** start **

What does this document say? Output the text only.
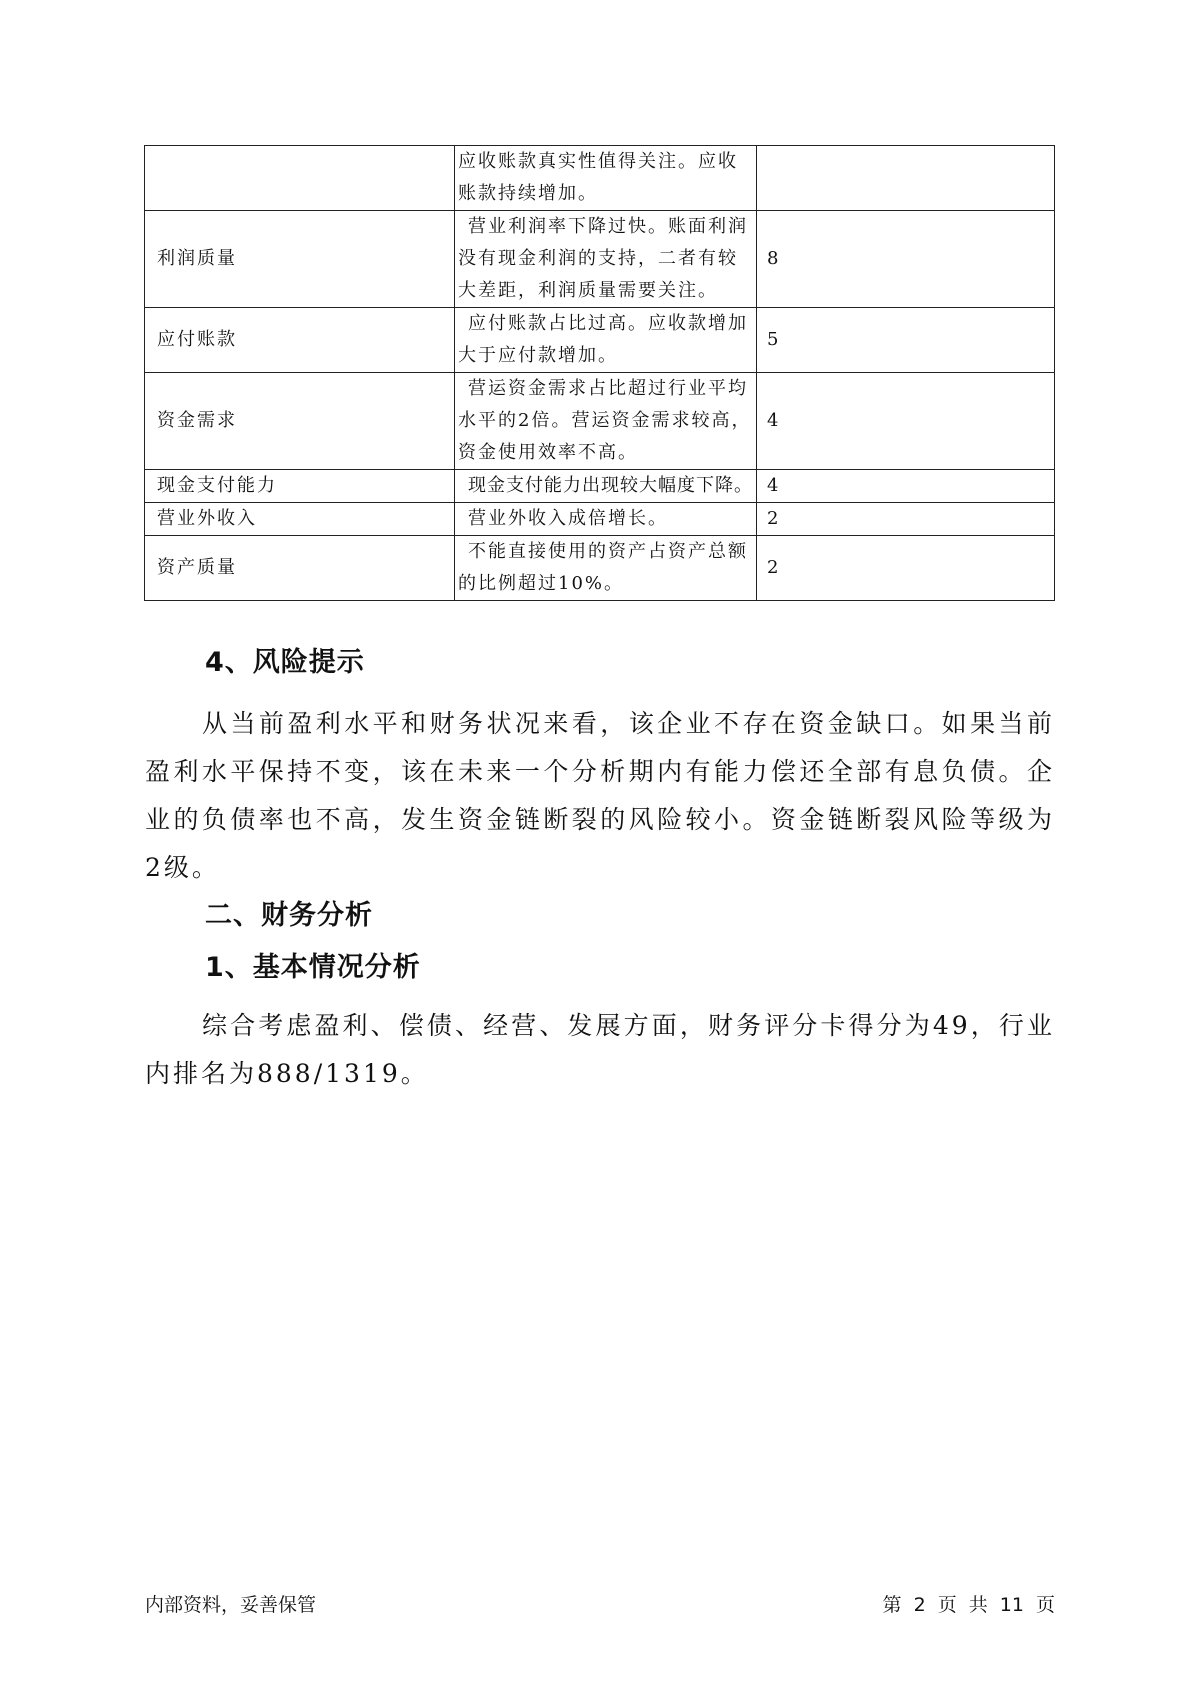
	应收账款真实性值得关注。应收账款持续增加。	
利润质量	营业利润率下降过快。账面利润没有现金利润的支持，二者有较大差距，利润质量需要关注。	8
应付账款	应付账款占比过高。应收款增加大于应付款增加。	5
资金需求	营运资金需求占比超过行业平均水平的2倍。营运资金需求较高，资金使用效率不高。	4
现金支付能力	现金支付能力出现较大幅度下降。	4
营业外收入	营业外收入成倍增长。	2
资产质量	不能直接使用的资产占资产总额的比例超过10%。	2
4、风险提示
从当前盈利水平和财务状况来看，该企业不存在资金缺口。如果当前盈利水平保持不变，该在未来一个分析期内有能力偿还全部有息负债。企业的负债率也不高，发生资金链断裂的风险较小。资金链断裂风险等级为2级。
二、财务分析
1、基本情况分析
综合考虑盈利、偿债、经营、发展方面，财务评分卡得分为49，行业内排名为888/1319。
内部资料，妥善保管	第 2 页 共 11 页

** end **

Leave out all images, then reproduce the entries above exactly.

What does this document say? Output the text only.
	应收账款真实性值得关注。应收账款持续增加。	
利润质量	营业利润率下降过快。账面利润没有现金利润的支持，二者有较大差距，利润质量需要关注。	8
应付账款	应付账款占比过高。应收款增加大于应付款增加。	5
资金需求	营运资金需求占比超过行业平均水平的2倍。营运资金需求较高，资金使用效率不高。	4
现金支付能力	现金支付能力出现较大幅度下降。	4
营业外收入	营业外收入成倍增长。	2
资产质量	不能直接使用的资产占资产总额的比例超过10%。	2
4、风险提示
从当前盈利水平和财务状况来看，该企业不存在资金缺口。如果当前盈利水平保持不变，该在未来一个分析期内有能力偿还全部有息负债。企业的负债率也不高，发生资金链断裂的风险较小。资金链断裂风险等级为2级。
二、财务分析
1、基本情况分析
综合考虑盈利、偿债、经营、发展方面，财务评分卡得分为49，行业内排名为888/1319。
内部资料，妥善保管	第 2 页 共 11 页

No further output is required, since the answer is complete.